(Task instructions) Copy out, from the entries below, each line holding the string "marker".

(Exercise input)

·····

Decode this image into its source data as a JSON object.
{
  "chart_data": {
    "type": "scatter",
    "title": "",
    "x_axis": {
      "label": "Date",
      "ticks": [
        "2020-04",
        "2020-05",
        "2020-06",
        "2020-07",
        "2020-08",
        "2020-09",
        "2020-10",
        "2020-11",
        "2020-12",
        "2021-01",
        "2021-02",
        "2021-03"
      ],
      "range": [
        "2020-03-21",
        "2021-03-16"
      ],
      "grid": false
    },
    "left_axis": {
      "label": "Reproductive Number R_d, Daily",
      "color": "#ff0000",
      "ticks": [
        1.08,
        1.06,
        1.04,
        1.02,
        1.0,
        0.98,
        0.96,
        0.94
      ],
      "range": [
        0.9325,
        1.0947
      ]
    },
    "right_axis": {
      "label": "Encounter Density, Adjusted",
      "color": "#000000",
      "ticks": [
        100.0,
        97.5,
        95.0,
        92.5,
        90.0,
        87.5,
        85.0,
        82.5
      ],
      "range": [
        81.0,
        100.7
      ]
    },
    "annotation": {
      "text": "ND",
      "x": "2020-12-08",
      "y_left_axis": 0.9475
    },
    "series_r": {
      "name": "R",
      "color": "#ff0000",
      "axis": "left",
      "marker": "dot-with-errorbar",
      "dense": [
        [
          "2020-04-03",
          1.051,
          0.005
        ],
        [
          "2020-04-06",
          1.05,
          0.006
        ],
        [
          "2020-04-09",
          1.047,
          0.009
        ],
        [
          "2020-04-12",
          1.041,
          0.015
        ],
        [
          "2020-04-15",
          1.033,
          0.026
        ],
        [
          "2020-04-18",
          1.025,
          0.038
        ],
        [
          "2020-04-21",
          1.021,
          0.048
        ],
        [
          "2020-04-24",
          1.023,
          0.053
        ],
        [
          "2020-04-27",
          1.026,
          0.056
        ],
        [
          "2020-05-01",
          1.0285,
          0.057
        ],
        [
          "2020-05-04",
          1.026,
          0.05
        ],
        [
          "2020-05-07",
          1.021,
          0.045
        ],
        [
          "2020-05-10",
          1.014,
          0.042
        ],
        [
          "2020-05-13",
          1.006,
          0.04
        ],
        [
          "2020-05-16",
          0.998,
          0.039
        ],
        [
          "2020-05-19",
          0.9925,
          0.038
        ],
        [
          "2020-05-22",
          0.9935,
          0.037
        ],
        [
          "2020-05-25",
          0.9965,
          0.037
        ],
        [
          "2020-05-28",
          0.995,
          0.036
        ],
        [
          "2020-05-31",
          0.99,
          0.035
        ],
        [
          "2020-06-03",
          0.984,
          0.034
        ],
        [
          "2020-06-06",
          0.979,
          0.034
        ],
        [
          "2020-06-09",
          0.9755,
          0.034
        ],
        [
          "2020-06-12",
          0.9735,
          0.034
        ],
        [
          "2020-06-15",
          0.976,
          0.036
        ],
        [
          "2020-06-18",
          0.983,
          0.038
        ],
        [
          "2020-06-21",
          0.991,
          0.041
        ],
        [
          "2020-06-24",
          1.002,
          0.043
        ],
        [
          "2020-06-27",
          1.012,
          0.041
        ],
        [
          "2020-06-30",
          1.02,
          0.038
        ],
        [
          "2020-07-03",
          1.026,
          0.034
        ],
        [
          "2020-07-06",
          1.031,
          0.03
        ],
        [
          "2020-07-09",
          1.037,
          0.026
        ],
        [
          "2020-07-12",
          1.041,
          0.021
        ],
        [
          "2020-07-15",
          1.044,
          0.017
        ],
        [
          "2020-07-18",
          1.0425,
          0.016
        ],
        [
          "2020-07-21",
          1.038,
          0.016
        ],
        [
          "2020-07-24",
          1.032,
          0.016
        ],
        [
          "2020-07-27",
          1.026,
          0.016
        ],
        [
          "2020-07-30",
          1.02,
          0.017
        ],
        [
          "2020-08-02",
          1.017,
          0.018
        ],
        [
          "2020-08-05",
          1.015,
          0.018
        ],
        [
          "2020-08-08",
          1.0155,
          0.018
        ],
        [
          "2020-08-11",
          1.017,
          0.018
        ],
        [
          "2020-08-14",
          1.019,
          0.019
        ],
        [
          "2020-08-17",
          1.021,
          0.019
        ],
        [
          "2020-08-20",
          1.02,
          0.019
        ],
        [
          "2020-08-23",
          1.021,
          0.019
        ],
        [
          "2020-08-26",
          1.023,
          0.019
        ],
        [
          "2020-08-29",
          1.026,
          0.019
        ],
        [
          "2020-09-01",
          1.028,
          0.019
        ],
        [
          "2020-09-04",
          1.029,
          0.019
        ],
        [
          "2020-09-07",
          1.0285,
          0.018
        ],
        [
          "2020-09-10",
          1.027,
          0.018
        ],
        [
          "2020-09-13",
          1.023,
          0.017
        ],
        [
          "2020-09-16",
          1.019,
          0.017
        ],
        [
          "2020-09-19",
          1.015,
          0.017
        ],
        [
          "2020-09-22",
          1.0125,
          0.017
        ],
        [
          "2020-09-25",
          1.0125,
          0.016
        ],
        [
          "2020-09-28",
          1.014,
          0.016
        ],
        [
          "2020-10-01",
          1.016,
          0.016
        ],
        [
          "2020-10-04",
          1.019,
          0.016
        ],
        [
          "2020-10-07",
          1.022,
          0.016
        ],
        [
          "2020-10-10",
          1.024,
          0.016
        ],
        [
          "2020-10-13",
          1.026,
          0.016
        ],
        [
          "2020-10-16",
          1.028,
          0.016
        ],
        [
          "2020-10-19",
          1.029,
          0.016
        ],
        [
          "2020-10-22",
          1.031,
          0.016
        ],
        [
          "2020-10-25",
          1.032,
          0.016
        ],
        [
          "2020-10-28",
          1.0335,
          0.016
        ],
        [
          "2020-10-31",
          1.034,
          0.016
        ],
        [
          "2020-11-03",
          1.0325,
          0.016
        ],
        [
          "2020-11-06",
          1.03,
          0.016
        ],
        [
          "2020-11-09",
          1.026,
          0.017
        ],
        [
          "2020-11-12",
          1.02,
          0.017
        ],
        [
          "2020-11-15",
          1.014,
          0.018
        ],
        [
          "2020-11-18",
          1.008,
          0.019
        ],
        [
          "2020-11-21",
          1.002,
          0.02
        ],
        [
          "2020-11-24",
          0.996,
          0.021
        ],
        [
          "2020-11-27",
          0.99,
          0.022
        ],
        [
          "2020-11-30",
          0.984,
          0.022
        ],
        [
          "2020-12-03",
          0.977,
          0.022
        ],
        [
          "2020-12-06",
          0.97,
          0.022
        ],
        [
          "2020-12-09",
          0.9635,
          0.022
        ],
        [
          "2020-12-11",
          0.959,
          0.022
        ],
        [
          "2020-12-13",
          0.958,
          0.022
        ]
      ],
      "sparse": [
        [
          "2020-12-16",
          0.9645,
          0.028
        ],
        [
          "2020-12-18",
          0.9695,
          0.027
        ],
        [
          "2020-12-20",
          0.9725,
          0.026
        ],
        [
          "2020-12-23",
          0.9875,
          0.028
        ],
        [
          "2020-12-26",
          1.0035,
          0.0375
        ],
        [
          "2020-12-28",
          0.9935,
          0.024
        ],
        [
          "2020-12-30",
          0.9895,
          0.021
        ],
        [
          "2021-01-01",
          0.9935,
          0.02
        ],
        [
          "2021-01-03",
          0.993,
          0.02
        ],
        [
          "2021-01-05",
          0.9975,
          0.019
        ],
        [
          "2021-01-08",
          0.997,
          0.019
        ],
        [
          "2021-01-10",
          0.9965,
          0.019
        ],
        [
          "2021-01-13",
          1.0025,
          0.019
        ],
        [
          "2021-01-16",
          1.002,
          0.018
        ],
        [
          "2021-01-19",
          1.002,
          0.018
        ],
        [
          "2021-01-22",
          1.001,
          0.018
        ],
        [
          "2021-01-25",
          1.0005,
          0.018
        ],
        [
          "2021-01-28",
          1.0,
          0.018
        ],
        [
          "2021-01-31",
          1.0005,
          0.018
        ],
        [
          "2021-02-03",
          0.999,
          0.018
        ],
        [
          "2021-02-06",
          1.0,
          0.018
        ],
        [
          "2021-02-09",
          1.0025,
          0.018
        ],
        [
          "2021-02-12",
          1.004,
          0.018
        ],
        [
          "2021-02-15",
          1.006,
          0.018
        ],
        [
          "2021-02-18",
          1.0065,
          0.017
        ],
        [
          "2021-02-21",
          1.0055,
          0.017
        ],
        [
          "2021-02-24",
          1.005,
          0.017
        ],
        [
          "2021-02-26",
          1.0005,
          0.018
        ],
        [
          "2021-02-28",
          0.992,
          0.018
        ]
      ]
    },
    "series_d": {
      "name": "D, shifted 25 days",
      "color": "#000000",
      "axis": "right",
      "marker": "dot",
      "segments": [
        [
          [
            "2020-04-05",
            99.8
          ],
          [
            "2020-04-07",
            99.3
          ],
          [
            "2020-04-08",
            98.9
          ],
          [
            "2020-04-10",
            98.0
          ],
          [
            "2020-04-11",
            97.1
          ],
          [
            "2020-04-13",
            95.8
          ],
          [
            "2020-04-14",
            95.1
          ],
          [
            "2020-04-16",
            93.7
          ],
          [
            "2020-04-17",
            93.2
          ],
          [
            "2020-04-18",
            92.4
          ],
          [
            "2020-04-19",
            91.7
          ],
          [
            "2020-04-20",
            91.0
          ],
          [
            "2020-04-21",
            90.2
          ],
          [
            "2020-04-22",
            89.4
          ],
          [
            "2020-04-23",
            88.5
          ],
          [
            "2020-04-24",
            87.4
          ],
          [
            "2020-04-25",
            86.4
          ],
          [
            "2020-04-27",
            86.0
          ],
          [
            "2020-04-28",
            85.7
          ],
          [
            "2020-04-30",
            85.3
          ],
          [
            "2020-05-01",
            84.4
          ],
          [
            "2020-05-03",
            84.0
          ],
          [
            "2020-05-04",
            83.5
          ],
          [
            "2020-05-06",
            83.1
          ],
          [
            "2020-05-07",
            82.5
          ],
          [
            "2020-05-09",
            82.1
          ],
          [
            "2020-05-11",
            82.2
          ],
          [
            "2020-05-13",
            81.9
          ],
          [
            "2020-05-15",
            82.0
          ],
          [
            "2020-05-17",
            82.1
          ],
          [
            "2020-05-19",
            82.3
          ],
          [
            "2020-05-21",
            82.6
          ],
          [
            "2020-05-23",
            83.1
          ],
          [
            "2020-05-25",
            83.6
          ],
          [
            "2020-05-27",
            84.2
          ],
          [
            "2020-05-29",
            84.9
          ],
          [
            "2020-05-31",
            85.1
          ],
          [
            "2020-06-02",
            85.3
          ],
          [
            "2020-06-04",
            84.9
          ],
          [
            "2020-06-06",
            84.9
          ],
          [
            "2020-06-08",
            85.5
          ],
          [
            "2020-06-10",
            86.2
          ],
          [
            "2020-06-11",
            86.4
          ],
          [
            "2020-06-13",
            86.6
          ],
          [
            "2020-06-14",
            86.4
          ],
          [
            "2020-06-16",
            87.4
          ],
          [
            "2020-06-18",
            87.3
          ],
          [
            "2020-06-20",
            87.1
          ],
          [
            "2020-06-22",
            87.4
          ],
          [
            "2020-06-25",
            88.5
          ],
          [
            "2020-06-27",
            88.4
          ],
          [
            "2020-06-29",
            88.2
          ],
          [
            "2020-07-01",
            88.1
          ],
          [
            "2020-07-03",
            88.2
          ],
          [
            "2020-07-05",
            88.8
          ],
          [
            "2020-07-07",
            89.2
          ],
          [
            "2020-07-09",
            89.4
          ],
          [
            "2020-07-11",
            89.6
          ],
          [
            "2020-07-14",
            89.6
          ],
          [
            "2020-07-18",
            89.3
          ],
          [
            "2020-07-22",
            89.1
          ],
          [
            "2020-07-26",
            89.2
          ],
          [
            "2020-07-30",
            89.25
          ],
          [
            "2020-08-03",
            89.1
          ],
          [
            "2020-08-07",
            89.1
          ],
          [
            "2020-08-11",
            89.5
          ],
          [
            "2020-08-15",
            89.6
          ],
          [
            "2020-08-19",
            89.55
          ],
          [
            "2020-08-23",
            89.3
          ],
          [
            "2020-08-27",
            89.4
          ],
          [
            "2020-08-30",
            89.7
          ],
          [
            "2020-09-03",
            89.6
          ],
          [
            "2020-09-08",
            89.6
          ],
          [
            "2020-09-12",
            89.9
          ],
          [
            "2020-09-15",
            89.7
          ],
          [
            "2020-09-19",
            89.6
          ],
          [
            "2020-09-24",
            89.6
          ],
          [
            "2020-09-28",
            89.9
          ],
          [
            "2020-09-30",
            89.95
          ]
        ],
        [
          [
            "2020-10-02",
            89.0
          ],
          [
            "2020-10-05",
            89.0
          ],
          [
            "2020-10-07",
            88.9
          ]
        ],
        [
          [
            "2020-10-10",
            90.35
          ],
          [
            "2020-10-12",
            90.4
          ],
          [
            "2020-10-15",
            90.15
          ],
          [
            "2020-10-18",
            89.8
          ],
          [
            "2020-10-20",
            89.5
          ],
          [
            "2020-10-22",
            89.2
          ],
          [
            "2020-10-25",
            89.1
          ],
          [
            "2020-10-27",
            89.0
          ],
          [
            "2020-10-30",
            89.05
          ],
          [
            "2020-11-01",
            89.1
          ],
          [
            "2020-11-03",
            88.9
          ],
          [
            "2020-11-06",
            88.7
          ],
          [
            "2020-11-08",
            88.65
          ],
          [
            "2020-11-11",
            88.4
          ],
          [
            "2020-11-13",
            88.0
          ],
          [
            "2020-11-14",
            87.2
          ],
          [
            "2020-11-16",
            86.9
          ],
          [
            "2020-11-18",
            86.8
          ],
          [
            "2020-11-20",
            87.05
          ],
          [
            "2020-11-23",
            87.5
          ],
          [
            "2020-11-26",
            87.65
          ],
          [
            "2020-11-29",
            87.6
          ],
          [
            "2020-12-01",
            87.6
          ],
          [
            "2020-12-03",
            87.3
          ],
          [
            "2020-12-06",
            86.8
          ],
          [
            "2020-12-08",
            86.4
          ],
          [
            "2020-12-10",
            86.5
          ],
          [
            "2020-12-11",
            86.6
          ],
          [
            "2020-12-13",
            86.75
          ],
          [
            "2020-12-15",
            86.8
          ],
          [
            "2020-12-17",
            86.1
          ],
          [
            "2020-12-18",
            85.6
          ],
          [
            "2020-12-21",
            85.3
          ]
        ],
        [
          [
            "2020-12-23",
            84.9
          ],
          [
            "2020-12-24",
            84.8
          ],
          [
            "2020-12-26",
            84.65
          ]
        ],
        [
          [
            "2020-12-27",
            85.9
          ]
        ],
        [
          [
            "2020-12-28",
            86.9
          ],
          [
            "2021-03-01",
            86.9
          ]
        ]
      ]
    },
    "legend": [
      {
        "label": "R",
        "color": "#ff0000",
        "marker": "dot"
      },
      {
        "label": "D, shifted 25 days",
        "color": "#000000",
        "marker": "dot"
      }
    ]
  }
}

·····

(Completed task)
      "marker": "dot-with-errorbar",
      "marker": "dot",
        "marker": "dot"
        "marker": "dot"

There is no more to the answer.